Of the lines in the listing, how many include the string "亲和谐的"? Write the number and nothing else.

=======

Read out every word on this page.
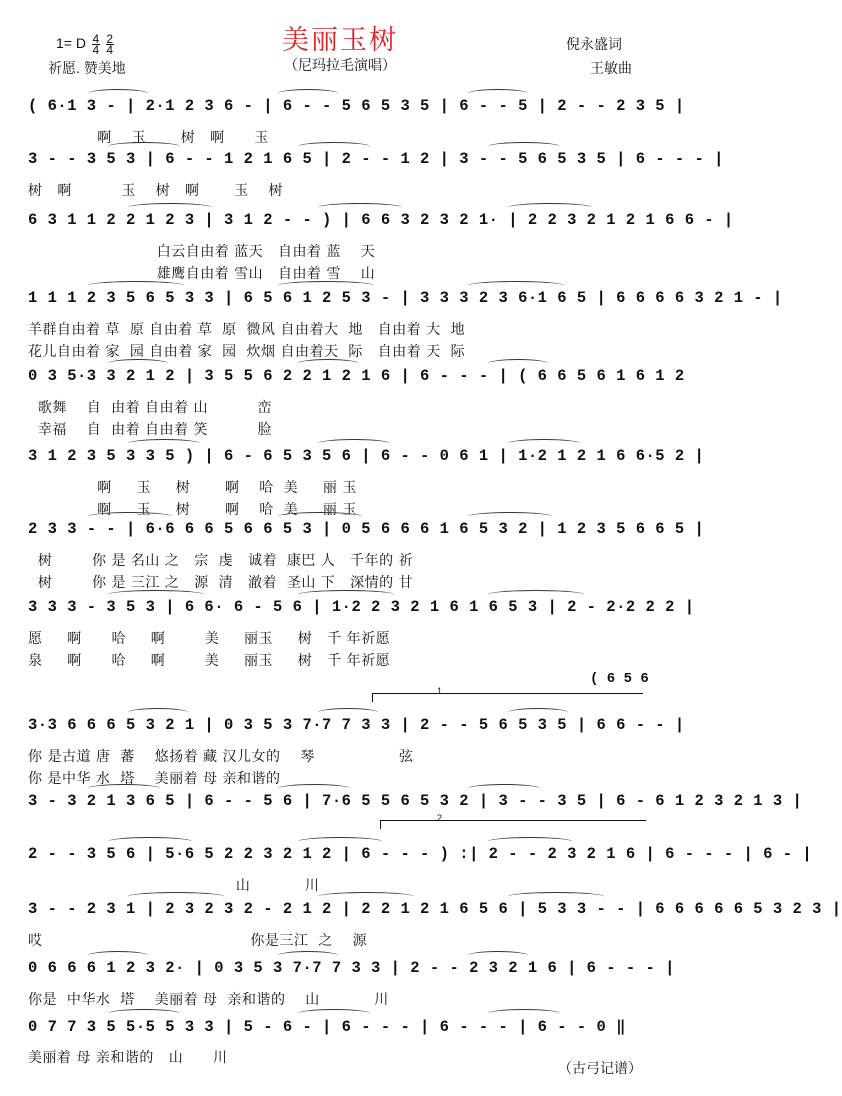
1= D $\frac{4}{4}$
$\frac{2}{4}$
祈愿. 赞美地
美丽玉树
（尼玛拉毛演唱）
倪永盛词
王敏曲
( 6·1 3 - | 2·1 2 3 6 - | 6 - - 5 6 5 3 5 | 6 - - 5 | 2 - - 2 3 5 |
啊    玉       树   啊      玉
3 - - 3 5 3 | 6 - - 1 2 1 6 5 | 2 - - 1 2 | 3 - - 5 6 5 3 5 | 6 - - - |
树   啊          玉    树   啊       玉    树
6 3 1 1 2 2 1 2 3 | 3 1 2 - - ) | 6 6 3 2 3 2 1· | 2 2 3 2 1 2 1 6 6 - |
白云自由着 蓝天   自由着 蓝    天
雄鹰自由着 雪山   自由着 雪    山
1 1 1 2 3 5 6 5 3 3 | 6 5 6 1 2 5 3 - | 3 3 3 2 3 6·1 6 5 | 6 6 6 6 3 2 1 - |
羊群自由着 草  原 自由着 草  原  微风 自由着大  地   自由着 大  地
花儿自由着 家  园 自由着 家  园  炊烟 自由着天  际   自由着 天  际
0 3 5·3 3 2 1 2 | 3 5 5 6 2 2 1 2 1 6 | 6 - - - | ( 6 6 5 6 1 6 1 2
歌舞    自  由着 自由着 山          峦
幸福    自  由着 自由着 笑          脸
3 1 2 3 5 3 3 5 ) | 6 - 6 5 3 5 6 | 6 - - 0 6 1 | 1·2 1 2 1 6 6·5 2 |
啊     玉     树       啊    哈  美     丽 玉
啊     玉     树       啊    哈  美     丽 玉
2 3 3 - - | 6·6 6 6 5 6 6 5 3 | 0 5 6 6 6 1 6 5 3 2 | 1 2 3 5 6 6 5 |
树        你 是 名山 之   宗  虔   诚着  康巴 人   千年的 祈
树        你 是 三江 之   源  清   澈着  圣山 下   深情的 甘
3 3 3 - 3 5 3 | 6 6· 6 - 5 6 | 1·2 2 3 2 1 6 1 6 5 3 | 2 - 2·2 2 2 |
愿     啊      哈     啊        美     丽玉     树   千 年祈愿
泉     啊      哈     啊        美     丽玉     树   千 年祈愿
3·3 6 6 6 5 3 2 1 | 0 3 5 3 7·7 7 3 3 | 2 - - 5 6 5 3 5 | 6 6 - - |
你 是古道 唐  蕃    悠扬着 藏 汉儿女的    琴                 弦
你 是中华 水  塔    美丽着 母 亲和谐的
3 - 3 2 1 3 6 5 | 6 - - 5 6 | 7·6 5 5 6 5 3 2 | 3 - - 3 5 | 6 - 6 1 2 3 2 1 3 |
2 - - 3 5 6 | 5·6 5 2 2 3 2 1 2 | 6 - - - ) :| 2 - - 2 3 2 1 6 | 6 - - - | 6 - |
山           川
3 - - 2 3 1 | 2 3 2 3 2 - 2 1 2 | 2 2 1 2 1 6 5 6 | 5 3 3 - - | 6 6 6 6 6 5 3 2 3 |
哎                                          你是三江  之    源
0 6 6 6 1 2 3 2· | 0 3 5 3 7·7 7 3 3 | 2 - - 2 3 2 1 6 | 6 - - - |
你是  中华水  塔    美丽着 母  亲和谐的    山           川
0 7 7 3 5 5·5 5 3 3 | 5 - 6 - | 6 - - - | 6 - - - | 6 - - 0 ‖
美丽着 母 亲和谐的   山      川
( 6 5 6
1
2
（古弓记谱）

=======

THE SOLUTION: 3